■ Aim ■
Determine the number of lines holding the word "拜占庭帝国便陷入衰落"; answer with that number only.
----- Exercise data
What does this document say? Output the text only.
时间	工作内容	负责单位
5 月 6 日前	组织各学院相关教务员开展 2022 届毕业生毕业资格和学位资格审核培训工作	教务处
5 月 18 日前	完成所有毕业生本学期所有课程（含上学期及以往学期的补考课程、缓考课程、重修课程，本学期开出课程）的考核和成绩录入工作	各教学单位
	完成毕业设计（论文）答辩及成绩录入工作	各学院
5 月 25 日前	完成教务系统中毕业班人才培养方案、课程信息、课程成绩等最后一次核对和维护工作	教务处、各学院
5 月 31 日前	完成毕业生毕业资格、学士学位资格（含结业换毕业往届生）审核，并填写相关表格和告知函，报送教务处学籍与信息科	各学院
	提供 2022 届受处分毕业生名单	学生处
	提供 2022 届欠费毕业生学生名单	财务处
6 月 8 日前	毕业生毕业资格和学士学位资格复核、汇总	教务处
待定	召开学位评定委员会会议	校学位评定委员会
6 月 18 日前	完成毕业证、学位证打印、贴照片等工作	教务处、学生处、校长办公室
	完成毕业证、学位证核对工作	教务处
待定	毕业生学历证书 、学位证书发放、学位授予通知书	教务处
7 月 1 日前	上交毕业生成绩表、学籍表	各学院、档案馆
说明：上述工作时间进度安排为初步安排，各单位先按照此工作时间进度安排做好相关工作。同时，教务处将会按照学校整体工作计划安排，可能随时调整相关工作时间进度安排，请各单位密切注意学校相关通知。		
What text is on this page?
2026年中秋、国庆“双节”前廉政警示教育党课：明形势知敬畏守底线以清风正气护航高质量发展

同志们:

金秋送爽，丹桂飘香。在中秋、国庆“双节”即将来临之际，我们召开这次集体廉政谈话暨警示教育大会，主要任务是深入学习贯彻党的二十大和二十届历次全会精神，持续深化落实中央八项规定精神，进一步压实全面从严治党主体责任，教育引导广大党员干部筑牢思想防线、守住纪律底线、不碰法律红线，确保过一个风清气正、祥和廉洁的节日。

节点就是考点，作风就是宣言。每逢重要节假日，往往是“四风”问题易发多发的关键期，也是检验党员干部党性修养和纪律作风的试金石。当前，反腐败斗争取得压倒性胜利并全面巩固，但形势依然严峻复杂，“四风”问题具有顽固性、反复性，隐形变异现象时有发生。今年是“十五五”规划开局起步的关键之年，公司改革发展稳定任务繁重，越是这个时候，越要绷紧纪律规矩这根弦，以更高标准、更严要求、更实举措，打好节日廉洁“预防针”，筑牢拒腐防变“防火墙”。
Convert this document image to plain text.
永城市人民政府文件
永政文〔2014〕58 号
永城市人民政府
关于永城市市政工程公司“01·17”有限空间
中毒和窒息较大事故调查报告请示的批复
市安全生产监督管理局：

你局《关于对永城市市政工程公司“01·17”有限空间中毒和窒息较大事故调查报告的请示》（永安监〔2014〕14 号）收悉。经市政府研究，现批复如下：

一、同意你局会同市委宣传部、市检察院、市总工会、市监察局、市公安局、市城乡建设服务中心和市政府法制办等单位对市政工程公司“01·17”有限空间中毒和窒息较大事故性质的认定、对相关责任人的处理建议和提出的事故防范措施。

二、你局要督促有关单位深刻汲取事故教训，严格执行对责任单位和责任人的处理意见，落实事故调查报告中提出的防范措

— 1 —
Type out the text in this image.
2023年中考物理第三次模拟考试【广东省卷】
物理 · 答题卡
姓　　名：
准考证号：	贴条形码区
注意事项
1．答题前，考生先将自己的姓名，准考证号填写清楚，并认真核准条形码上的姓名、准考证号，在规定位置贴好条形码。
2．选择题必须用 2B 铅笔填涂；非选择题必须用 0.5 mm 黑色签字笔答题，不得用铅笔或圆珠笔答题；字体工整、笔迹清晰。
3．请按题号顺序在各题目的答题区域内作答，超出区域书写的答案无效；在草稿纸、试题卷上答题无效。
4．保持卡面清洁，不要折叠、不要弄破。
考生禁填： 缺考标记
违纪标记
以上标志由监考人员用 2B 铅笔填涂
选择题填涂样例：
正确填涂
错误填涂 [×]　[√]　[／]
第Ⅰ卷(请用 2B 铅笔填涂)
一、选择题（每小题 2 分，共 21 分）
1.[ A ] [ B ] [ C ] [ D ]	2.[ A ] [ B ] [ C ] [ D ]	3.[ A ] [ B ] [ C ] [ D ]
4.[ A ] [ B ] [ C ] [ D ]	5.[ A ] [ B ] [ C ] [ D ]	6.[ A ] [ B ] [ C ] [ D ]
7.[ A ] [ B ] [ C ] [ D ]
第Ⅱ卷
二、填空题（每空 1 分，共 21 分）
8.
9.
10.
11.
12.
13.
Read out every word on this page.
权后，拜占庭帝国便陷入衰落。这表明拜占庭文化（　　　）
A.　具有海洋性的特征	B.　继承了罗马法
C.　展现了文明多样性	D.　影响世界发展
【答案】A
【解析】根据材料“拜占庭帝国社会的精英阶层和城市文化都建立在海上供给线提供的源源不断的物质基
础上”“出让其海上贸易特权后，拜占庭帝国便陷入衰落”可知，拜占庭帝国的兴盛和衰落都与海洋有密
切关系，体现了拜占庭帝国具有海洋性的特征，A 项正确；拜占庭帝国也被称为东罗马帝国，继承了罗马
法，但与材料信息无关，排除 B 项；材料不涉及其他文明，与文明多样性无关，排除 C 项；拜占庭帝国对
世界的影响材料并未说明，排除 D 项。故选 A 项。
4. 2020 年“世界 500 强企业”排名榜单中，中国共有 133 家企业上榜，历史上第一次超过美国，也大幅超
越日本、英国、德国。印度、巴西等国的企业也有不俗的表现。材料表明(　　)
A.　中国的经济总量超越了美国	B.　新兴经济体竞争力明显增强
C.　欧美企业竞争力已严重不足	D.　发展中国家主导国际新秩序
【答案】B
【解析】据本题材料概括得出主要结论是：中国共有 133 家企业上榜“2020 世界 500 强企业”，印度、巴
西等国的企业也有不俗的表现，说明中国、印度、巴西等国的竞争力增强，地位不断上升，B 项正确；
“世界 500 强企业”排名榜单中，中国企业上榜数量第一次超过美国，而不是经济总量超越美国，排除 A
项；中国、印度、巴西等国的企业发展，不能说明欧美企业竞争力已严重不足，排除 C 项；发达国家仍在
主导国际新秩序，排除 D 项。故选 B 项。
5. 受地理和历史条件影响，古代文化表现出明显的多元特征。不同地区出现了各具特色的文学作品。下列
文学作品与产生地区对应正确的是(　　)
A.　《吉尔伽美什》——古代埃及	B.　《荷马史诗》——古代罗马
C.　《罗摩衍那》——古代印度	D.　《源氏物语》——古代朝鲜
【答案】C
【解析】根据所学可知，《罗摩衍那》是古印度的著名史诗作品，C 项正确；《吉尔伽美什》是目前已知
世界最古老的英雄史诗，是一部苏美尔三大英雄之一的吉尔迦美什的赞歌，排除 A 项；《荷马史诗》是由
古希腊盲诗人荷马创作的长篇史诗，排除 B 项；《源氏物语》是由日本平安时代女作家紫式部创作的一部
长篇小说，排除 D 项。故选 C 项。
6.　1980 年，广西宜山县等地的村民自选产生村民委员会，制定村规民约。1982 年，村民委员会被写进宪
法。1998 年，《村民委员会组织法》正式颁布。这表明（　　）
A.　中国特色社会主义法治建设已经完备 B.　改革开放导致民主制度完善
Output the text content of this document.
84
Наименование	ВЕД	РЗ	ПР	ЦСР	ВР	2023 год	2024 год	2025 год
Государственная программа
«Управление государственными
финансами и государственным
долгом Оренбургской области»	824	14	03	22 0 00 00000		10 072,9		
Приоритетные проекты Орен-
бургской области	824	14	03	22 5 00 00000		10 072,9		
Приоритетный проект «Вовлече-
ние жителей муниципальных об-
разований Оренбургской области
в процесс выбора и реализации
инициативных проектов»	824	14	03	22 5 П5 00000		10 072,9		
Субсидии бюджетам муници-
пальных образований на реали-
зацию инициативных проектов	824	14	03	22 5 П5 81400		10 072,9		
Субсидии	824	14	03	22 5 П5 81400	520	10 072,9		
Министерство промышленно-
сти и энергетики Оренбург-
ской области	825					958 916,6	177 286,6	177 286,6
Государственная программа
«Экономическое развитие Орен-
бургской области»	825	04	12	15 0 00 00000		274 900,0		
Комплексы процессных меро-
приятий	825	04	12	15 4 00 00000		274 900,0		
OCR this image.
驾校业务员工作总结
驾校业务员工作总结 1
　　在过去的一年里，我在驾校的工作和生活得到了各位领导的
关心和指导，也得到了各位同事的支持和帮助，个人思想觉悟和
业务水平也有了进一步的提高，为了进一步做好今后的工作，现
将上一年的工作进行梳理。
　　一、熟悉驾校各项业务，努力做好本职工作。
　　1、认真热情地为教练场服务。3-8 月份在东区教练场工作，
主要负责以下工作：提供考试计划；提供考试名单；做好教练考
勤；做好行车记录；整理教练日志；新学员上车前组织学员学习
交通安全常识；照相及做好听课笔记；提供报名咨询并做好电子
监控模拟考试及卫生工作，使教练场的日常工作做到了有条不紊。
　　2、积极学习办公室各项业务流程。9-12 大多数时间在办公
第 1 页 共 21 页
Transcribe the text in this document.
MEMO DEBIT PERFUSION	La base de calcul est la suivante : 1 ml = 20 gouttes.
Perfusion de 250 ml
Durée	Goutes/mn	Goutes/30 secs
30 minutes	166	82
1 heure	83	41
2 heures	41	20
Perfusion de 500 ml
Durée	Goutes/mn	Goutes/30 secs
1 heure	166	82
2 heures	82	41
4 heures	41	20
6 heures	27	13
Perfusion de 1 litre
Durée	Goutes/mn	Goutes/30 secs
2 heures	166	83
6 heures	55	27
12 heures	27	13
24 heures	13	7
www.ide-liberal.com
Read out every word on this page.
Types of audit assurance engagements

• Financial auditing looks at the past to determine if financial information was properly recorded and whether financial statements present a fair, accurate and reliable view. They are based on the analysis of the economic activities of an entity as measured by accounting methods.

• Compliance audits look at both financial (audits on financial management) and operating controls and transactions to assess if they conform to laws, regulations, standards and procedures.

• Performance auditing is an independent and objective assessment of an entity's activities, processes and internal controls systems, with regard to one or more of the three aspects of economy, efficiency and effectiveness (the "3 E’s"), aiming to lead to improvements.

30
----------
■ Solution ■
2